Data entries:

------------------------------------

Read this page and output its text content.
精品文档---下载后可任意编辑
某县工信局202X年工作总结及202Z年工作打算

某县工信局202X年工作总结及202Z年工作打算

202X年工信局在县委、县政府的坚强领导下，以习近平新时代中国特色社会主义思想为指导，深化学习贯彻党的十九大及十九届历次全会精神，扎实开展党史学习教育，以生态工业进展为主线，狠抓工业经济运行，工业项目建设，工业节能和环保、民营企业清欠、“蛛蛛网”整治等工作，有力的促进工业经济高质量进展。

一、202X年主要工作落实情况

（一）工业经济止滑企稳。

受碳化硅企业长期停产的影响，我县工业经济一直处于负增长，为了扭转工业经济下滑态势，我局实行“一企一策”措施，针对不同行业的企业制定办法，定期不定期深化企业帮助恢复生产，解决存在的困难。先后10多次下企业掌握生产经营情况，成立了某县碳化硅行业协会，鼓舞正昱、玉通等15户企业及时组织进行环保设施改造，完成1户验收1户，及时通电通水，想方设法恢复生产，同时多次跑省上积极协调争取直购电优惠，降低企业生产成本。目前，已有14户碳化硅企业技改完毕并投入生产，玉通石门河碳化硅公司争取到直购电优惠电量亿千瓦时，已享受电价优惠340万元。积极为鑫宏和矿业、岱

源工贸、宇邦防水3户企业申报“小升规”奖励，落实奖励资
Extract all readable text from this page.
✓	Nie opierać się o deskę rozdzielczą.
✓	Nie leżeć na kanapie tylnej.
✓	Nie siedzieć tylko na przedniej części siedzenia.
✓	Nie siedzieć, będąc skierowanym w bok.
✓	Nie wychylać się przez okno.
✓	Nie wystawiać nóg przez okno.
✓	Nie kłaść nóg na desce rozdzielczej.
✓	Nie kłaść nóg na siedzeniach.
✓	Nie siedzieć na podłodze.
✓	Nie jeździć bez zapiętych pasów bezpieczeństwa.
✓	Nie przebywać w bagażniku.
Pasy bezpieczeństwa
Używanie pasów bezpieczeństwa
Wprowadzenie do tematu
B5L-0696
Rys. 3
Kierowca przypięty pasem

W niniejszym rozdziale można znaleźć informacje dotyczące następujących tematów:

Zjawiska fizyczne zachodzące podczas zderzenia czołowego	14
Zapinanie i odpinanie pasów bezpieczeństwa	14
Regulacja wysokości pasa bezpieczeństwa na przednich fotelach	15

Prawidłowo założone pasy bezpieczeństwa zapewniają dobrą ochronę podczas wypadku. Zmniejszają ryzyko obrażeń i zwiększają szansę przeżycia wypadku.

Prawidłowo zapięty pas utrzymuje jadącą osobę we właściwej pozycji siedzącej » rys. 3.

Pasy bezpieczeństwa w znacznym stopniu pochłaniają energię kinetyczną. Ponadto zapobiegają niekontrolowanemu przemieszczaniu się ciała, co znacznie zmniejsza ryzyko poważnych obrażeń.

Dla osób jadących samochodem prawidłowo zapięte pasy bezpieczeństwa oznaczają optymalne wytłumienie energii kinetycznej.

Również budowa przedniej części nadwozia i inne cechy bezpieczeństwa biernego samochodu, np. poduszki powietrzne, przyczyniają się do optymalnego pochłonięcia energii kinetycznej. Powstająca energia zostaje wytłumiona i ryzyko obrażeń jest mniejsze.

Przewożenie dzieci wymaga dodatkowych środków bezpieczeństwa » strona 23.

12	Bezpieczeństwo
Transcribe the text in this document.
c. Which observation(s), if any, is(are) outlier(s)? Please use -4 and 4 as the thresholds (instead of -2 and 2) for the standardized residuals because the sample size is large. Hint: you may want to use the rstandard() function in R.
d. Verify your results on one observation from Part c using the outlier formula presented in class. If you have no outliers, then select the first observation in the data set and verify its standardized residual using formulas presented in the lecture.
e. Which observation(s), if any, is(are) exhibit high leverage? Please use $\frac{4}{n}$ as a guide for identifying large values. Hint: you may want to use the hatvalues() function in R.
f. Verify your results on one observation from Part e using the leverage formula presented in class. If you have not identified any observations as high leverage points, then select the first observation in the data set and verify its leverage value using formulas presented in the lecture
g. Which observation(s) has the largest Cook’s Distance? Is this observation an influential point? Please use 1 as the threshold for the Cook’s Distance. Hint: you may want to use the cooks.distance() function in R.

------------------------------------

- _Exercise objective_
Each line above must be printed exactly as it appears.

- _Task output_
Read this page and output its text content.
精品文档---下载后可任意编辑
某县工信局202X年工作总结及202Z年工作打算

某县工信局202X年工作总结及202Z年工作打算

202X年工信局在县委、县政府的坚强领导下，以习近平新时代中国特色社会主义思想为指导，深化学习贯彻党的十九大及十九届历次全会精神，扎实开展党史学习教育，以生态工业进展为主线，狠抓工业经济运行，工业项目建设，工业节能和环保、民营企业清欠、“蛛蛛网”整治等工作，有力的促进工业经济高质量进展。

一、202X年主要工作落实情况

（一）工业经济止滑企稳。

受碳化硅企业长期停产的影响，我县工业经济一直处于负增长，为了扭转工业经济下滑态势，我局实行“一企一策”措施，针对不同行业的企业制定办法，定期不定期深化企业帮助恢复生产，解决存在的困难。先后10多次下企业掌握生产经营情况，成立了某县碳化硅行业协会，鼓舞正昱、玉通等15户企业及时组织进行环保设施改造，完成1户验收1户，及时通电通水，想方设法恢复生产，同时多次跑省上积极协调争取直购电优惠，降低企业生产成本。目前，已有14户碳化硅企业技改完毕并投入生产，玉通石门河碳化硅公司争取到直购电优惠电量亿千瓦时，已享受电价优惠340万元。积极为鑫宏和矿业、岱

源工贸、宇邦防水3户企业申报“小升规”奖励，落实奖励资
Extract all readable text from this page.
✓	Nie opierać się o deskę rozdzielczą.
✓	Nie leżeć na kanapie tylnej.
✓	Nie siedzieć tylko na przedniej części siedzenia.
✓	Nie siedzieć, będąc skierowanym w bok.
✓	Nie wychylać się przez okno.
✓	Nie wystawiać nóg przez okno.
✓	Nie kłaść nóg na desce rozdzielczej.
✓	Nie kłaść nóg na siedzeniach.
✓	Nie siedzieć na podłodze.
✓	Nie jeździć bez zapiętych pasów bezpieczeństwa.
✓	Nie przebywać w bagażniku.
Pasy bezpieczeństwa
Używanie pasów bezpieczeństwa
Wprowadzenie do tematu
B5L-0696
Rys. 3
Kierowca przypięty pasem

W niniejszym rozdziale można znaleźć informacje dotyczące następujących tematów:

Zjawiska fizyczne zachodzące podczas zderzenia czołowego	14
Zapinanie i odpinanie pasów bezpieczeństwa	14
Regulacja wysokości pasa bezpieczeństwa na przednich fotelach	15

Prawidłowo założone pasy bezpieczeństwa zapewniają dobrą ochronę podczas wypadku. Zmniejszają ryzyko obrażeń i zwiększają szansę przeżycia wypadku.

Prawidłowo zapięty pas utrzymuje jadącą osobę we właściwej pozycji siedzącej » rys. 3.

Pasy bezpieczeństwa w znacznym stopniu pochłaniają energię kinetyczną. Ponadto zapobiegają niekontrolowanemu przemieszczaniu się ciała, co znacznie zmniejsza ryzyko poważnych obrażeń.

Dla osób jadących samochodem prawidłowo zapięte pasy bezpieczeństwa oznaczają optymalne wytłumienie energii kinetycznej.

Również budowa przedniej części nadwozia i inne cechy bezpieczeństwa biernego samochodu, np. poduszki powietrzne, przyczyniają się do optymalnego pochłonięcia energii kinetycznej. Powstająca energia zostaje wytłumiona i ryzyko obrażeń jest mniejsze.

Przewożenie dzieci wymaga dodatkowych środków bezpieczeństwa » strona 23.

12	Bezpieczeństwo
Transcribe the text in this document.
c. Which observation(s), if any, is(are) outlier(s)? Please use -4 and 4 as the thresholds (instead of -2 and 2) for the standardized residuals because the sample size is large. Hint: you may want to use the rstandard() function in R.
d. Verify your results on one observation from Part c using the outlier formula presented in class. If you have no outliers, then select the first observation in the data set and verify its standardized residual using formulas presented in the lecture.
e. Which observation(s), if any, is(are) exhibit high leverage? Please use $\frac{4}{n}$ as a guide for identifying large values. Hint: you may want to use the hatvalues() function in R.
f. Verify your results on one observation from Part e using the leverage formula presented in class. If you have not identified any observations as high leverage points, then select the first observation in the data set and verify its leverage value using formulas presented in the lecture
g. Which observation(s) has the largest Cook’s Distance? Is this observation an influential point? Please use 1 as the threshold for the Cook’s Distance. Hint: you may want to use the cooks.distance() function in R.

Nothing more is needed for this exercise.